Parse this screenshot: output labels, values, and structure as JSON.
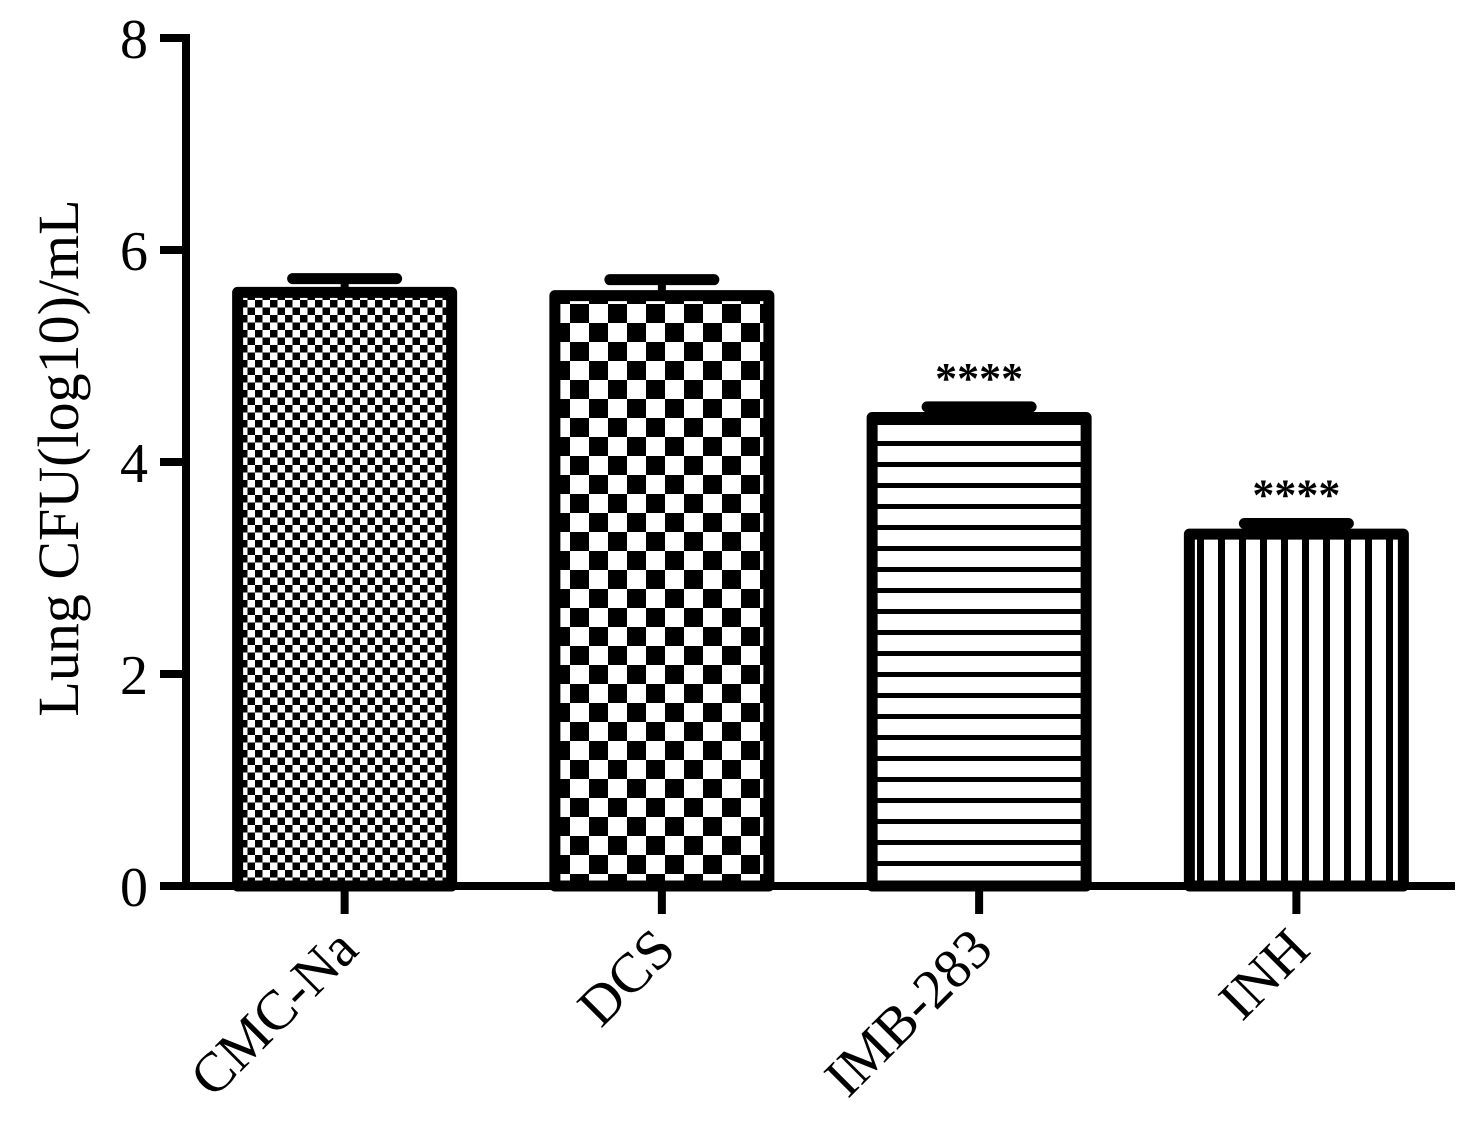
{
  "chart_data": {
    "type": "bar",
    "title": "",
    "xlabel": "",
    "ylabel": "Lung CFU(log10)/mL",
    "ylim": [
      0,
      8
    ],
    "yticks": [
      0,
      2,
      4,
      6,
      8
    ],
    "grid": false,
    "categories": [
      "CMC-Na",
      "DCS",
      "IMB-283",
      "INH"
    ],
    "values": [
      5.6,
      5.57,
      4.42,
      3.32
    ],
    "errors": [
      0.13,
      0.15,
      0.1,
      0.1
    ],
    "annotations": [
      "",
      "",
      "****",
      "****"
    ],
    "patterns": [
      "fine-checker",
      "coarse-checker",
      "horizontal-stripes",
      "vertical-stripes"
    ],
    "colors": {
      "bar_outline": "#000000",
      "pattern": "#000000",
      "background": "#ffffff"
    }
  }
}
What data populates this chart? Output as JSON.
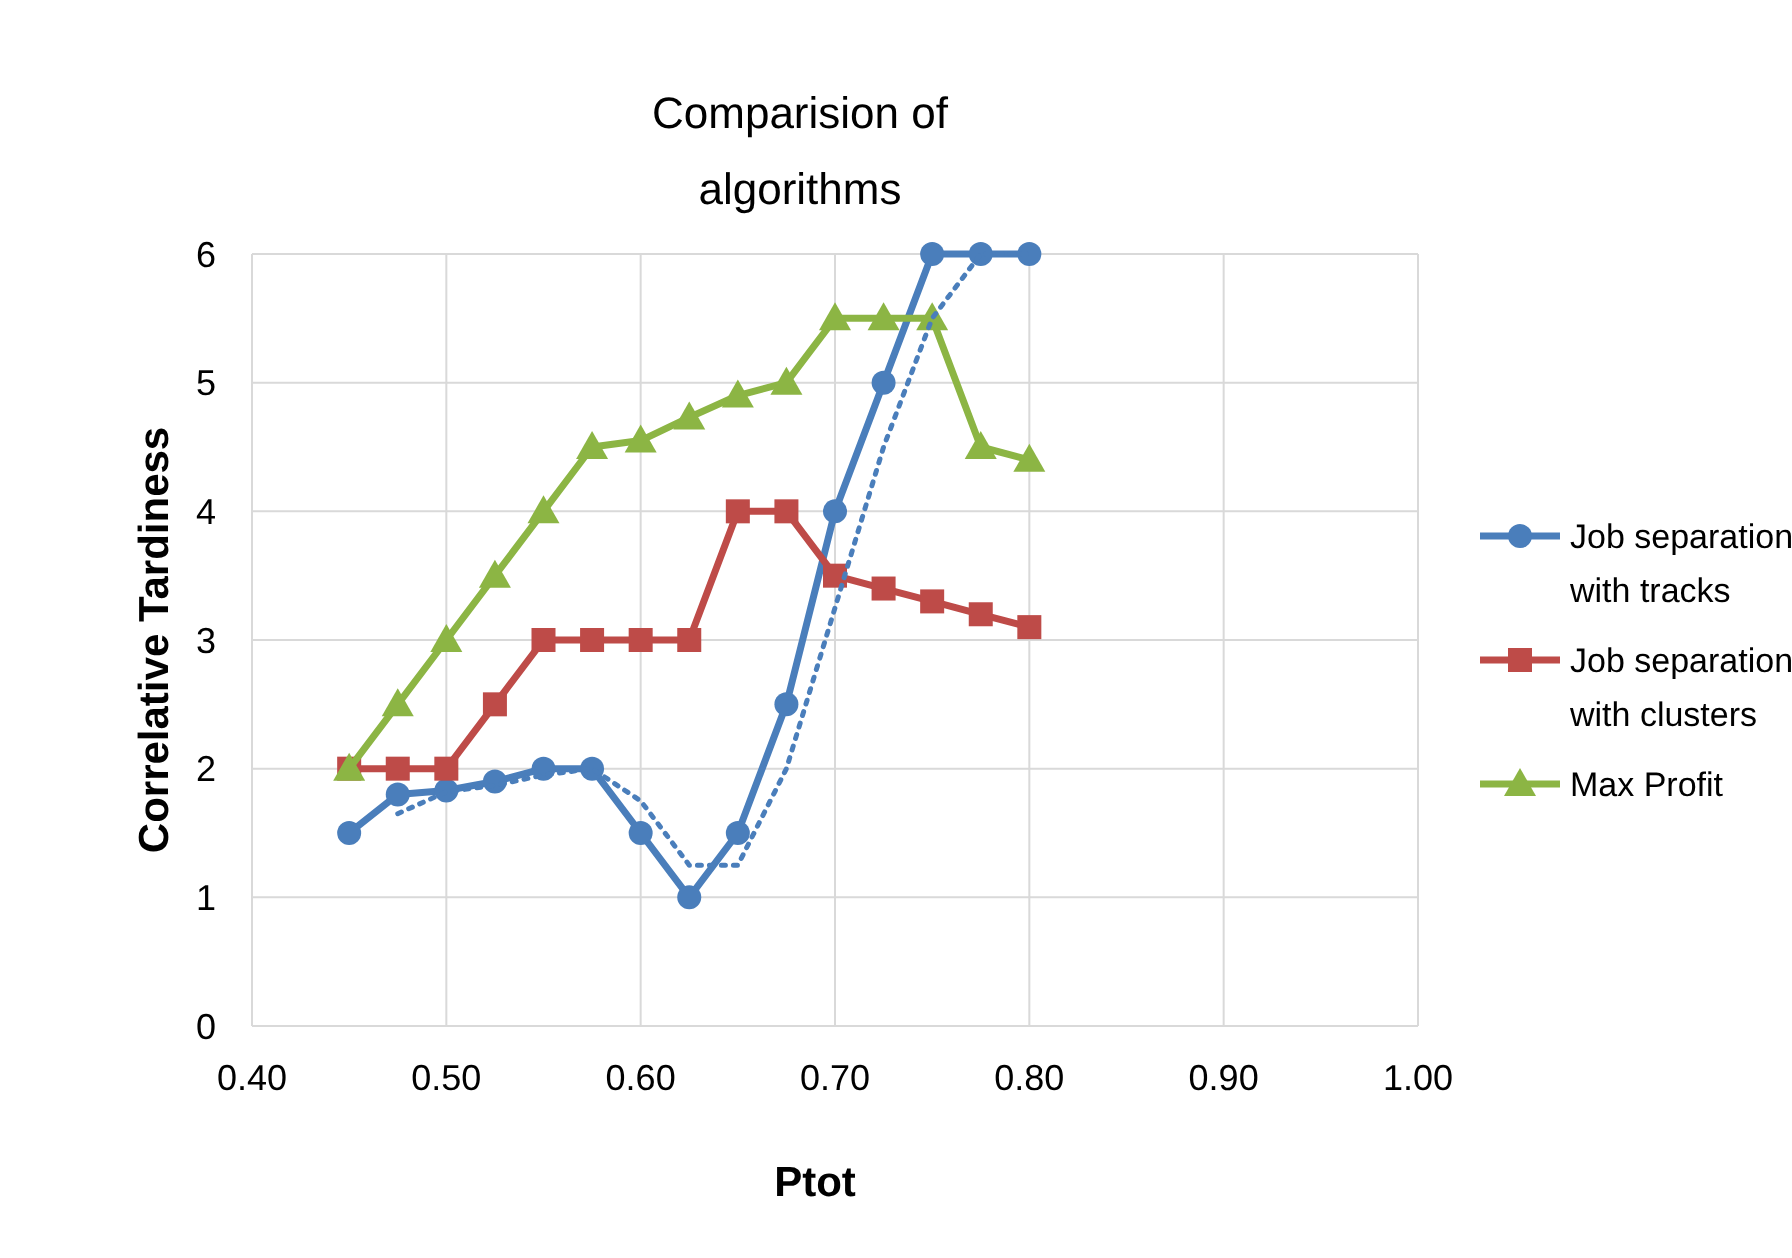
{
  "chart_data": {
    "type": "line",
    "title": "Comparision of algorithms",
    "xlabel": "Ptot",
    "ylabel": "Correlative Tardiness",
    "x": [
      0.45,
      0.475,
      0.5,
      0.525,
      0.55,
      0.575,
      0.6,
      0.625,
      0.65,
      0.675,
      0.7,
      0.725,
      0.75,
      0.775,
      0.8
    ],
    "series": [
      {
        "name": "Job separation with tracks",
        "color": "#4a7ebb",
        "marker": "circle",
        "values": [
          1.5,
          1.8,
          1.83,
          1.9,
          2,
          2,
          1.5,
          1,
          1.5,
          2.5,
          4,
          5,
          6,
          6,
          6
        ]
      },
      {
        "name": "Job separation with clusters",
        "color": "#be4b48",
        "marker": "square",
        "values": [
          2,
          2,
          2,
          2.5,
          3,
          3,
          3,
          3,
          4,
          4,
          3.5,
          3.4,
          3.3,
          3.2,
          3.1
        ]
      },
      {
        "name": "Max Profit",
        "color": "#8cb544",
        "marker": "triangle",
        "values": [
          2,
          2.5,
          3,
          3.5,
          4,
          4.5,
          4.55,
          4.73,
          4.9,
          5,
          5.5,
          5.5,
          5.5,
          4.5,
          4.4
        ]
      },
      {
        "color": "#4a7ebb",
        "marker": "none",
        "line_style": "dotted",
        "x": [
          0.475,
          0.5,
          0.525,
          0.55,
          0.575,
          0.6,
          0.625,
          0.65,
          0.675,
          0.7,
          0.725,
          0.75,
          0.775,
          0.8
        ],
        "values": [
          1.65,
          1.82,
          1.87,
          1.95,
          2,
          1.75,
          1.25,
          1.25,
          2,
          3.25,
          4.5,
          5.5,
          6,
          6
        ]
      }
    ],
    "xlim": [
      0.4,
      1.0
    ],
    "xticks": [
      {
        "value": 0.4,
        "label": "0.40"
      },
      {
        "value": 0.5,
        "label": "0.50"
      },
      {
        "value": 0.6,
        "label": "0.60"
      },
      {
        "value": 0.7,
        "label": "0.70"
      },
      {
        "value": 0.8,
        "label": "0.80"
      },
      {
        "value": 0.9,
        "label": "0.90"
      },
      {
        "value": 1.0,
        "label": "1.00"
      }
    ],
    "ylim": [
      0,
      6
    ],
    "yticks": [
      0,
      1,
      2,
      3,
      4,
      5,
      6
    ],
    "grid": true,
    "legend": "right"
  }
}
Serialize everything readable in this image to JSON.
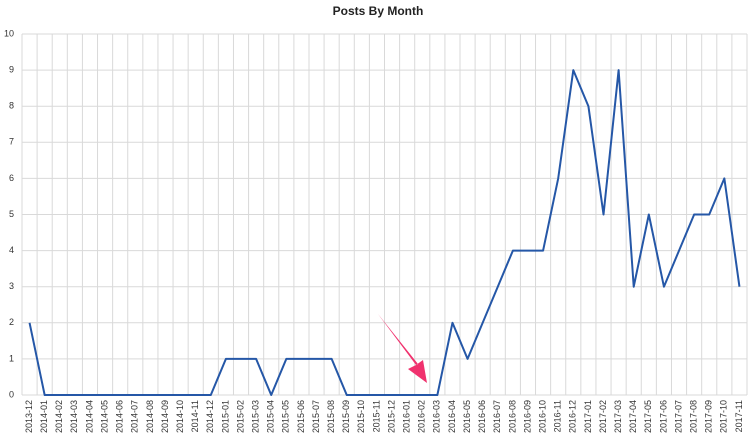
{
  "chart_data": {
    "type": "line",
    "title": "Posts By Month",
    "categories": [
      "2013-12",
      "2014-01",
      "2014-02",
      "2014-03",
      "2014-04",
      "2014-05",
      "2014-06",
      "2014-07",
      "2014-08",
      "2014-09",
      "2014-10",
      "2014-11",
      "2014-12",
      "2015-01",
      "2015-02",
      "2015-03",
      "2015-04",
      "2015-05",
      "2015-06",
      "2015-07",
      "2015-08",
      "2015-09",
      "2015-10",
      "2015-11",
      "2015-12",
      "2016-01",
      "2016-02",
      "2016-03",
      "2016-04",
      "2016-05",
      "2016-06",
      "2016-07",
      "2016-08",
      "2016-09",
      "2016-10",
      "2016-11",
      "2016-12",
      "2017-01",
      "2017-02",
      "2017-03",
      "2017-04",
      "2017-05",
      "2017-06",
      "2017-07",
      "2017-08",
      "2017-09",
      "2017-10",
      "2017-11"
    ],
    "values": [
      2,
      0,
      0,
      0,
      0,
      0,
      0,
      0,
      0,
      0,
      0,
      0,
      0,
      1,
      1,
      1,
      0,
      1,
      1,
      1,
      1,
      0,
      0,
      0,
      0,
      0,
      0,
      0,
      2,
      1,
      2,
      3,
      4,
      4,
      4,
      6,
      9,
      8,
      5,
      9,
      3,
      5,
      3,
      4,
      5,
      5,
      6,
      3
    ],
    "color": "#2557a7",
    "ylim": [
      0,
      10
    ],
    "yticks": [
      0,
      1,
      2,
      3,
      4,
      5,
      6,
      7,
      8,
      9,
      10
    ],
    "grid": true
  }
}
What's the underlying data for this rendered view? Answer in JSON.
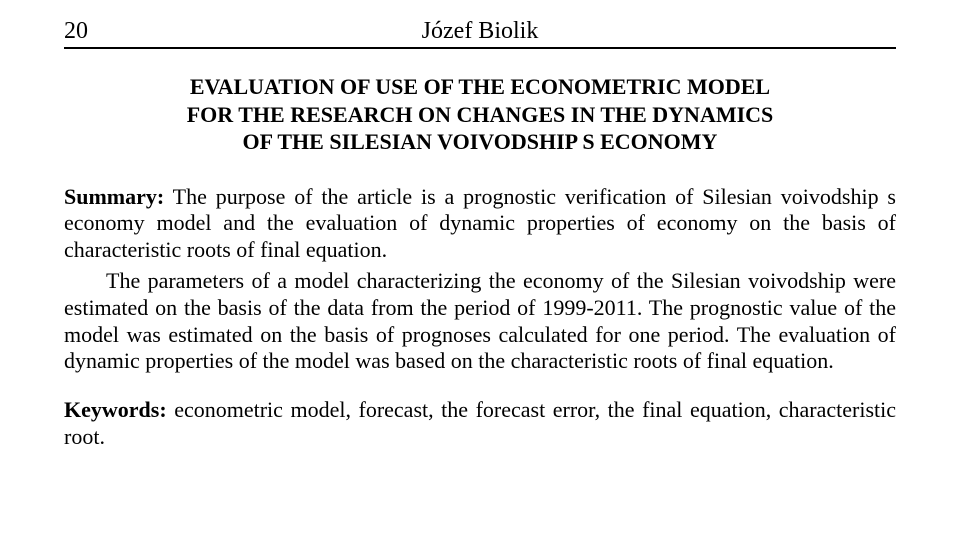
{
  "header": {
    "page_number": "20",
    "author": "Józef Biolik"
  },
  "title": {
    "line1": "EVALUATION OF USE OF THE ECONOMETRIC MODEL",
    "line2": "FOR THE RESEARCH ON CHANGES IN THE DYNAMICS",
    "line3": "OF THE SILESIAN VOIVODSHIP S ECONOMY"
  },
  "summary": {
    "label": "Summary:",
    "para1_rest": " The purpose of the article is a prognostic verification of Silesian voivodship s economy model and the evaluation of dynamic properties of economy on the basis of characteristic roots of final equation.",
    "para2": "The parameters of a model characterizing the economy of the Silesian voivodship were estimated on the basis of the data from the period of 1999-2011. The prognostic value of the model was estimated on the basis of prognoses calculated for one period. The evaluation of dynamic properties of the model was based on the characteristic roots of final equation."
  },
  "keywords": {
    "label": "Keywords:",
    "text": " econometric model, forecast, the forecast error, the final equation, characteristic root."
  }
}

-*-*-

■ Exercise instructions: Make an exact copy of the whole listing, but don't bring over any pictures.

■ Correct response:
Parse this screenshot: output labels, values, and structure as JSON.
{
  "chart_data": {
    "type": "bar",
    "title": "",
    "xlabel": "",
    "ylabel": "Lung CFU(log10)/mL",
    "ylim": [
      0,
      8
    ],
    "yticks": [
      0,
      2,
      4,
      6,
      8
    ],
    "grid": false,
    "categories": [
      "CMC-Na",
      "DCS",
      "IMB-283",
      "INH"
    ],
    "values": [
      5.6,
      5.57,
      4.42,
      3.32
    ],
    "errors": [
      0.13,
      0.15,
      0.1,
      0.1
    ],
    "annotations": [
      "",
      "",
      "****",
      "****"
    ],
    "patterns": [
      "fine-checker",
      "coarse-checker",
      "horizontal-stripes",
      "vertical-stripes"
    ],
    "colors": {
      "bar_outline": "#000000",
      "pattern": "#000000",
      "background": "#ffffff"
    }
  }
}
What data populates this chart? Output as JSON.
{
  "chart_data": {
    "type": "line",
    "title": "Comparision of algorithms",
    "xlabel": "Ptot",
    "ylabel": "Correlative Tardiness",
    "x": [
      0.45,
      0.475,
      0.5,
      0.525,
      0.55,
      0.575,
      0.6,
      0.625,
      0.65,
      0.675,
      0.7,
      0.725,
      0.75,
      0.775,
      0.8
    ],
    "series": [
      {
        "name": "Job separation with tracks",
        "color": "#4a7ebb",
        "marker": "circle",
        "values": [
          1.5,
          1.8,
          1.83,
          1.9,
          2,
          2,
          1.5,
          1,
          1.5,
          2.5,
          4,
          5,
          6,
          6,
          6
        ]
      },
      {
        "name": "Job separation with clusters",
        "color": "#be4b48",
        "marker": "square",
        "values": [
          2,
          2,
          2,
          2.5,
          3,
          3,
          3,
          3,
          4,
          4,
          3.5,
          3.4,
          3.3,
          3.2,
          3.1
        ]
      },
      {
        "name": "Max Profit",
        "color": "#8cb544",
        "marker": "triangle",
        "values": [
          2,
          2.5,
          3,
          3.5,
          4,
          4.5,
          4.55,
          4.73,
          4.9,
          5,
          5.5,
          5.5,
          5.5,
          4.5,
          4.4
        ]
      },
      {
        "color": "#4a7ebb",
        "marker": "none",
        "line_style": "dotted",
        "x": [
          0.475,
          0.5,
          0.525,
          0.55,
          0.575,
          0.6,
          0.625,
          0.65,
          0.675,
          0.7,
          0.725,
          0.75,
          0.775,
          0.8
        ],
        "values": [
          1.65,
          1.82,
          1.87,
          1.95,
          2,
          1.75,
          1.25,
          1.25,
          2,
          3.25,
          4.5,
          5.5,
          6,
          6
        ]
      }
    ],
    "xlim": [
      0.4,
      1.0
    ],
    "xticks": [
      {
        "value": 0.4,
        "label": "0.40"
      },
      {
        "value": 0.5,
        "label": "0.50"
      },
      {
        "value": 0.6,
        "label": "0.60"
      },
      {
        "value": 0.7,
        "label": "0.70"
      },
      {
        "value": 0.8,
        "label": "0.80"
      },
      {
        "value": 0.9,
        "label": "0.90"
      },
      {
        "value": 1.0,
        "label": "1.00"
      }
    ],
    "ylim": [
      0,
      6
    ],
    "yticks": [
      0,
      1,
      2,
      3,
      4,
      5,
      6
    ],
    "grid": true,
    "legend": "right"
  }
}
Serialize everything readable in this image to JSON.
{
  "chart_data": {
    "type": "line",
    "title": "Posts By Month",
    "categories": [
      "2013-12",
      "2014-01",
      "2014-02",
      "2014-03",
      "2014-04",
      "2014-05",
      "2014-06",
      "2014-07",
      "2014-08",
      "2014-09",
      "2014-10",
      "2014-11",
      "2014-12",
      "2015-01",
      "2015-02",
      "2015-03",
      "2015-04",
      "2015-05",
      "2015-06",
      "2015-07",
      "2015-08",
      "2015-09",
      "2015-10",
      "2015-11",
      "2015-12",
      "2016-01",
      "2016-02",
      "2016-03",
      "2016-04",
      "2016-05",
      "2016-06",
      "2016-07",
      "2016-08",
      "2016-09",
      "2016-10",
      "2016-11",
      "2016-12",
      "2017-01",
      "2017-02",
      "2017-03",
      "2017-04",
      "2017-05",
      "2017-06",
      "2017-07",
      "2017-08",
      "2017-09",
      "2017-10",
      "2017-11"
    ],
    "values": [
      2,
      0,
      0,
      0,
      0,
      0,
      0,
      0,
      0,
      0,
      0,
      0,
      0,
      1,
      1,
      1,
      0,
      1,
      1,
      1,
      1,
      0,
      0,
      0,
      0,
      0,
      0,
      0,
      2,
      1,
      2,
      3,
      4,
      4,
      4,
      6,
      9,
      8,
      5,
      9,
      3,
      5,
      3,
      4,
      5,
      5,
      6,
      3
    ],
    "color": "#2557a7",
    "ylim": [
      0,
      10
    ],
    "yticks": [
      0,
      1,
      2,
      3,
      4,
      5,
      6,
      7,
      8,
      9,
      10
    ],
    "grid": true
  }
}
What's the underlying data for this rendered view? Answer in JSON.
{
  "header": {
    "page_number": "20",
    "author": "Józef Biolik"
  },
  "title": {
    "line1": "EVALUATION OF USE OF THE ECONOMETRIC MODEL",
    "line2": "FOR THE RESEARCH ON CHANGES IN THE DYNAMICS",
    "line3": "OF THE SILESIAN VOIVODSHIP S ECONOMY"
  },
  "summary": {
    "label": "Summary:",
    "para1_rest": " The purpose of the article is a prognostic verification of Silesian voivodship s economy model and the evaluation of dynamic properties of economy on the basis of characteristic roots of final equation.",
    "para2": "The parameters of a model characterizing the economy of the Silesian voivodship were estimated on the basis of the data from the period of 1999-2011. The prognostic value of the model was estimated on the basis of prognoses calculated for one period. The evaluation of dynamic properties of the model was based on the characteristic roots of final equation."
  },
  "keywords": {
    "label": "Keywords:",
    "text": " econometric model, forecast, the forecast error, the final equation, characteristic root."
  }
}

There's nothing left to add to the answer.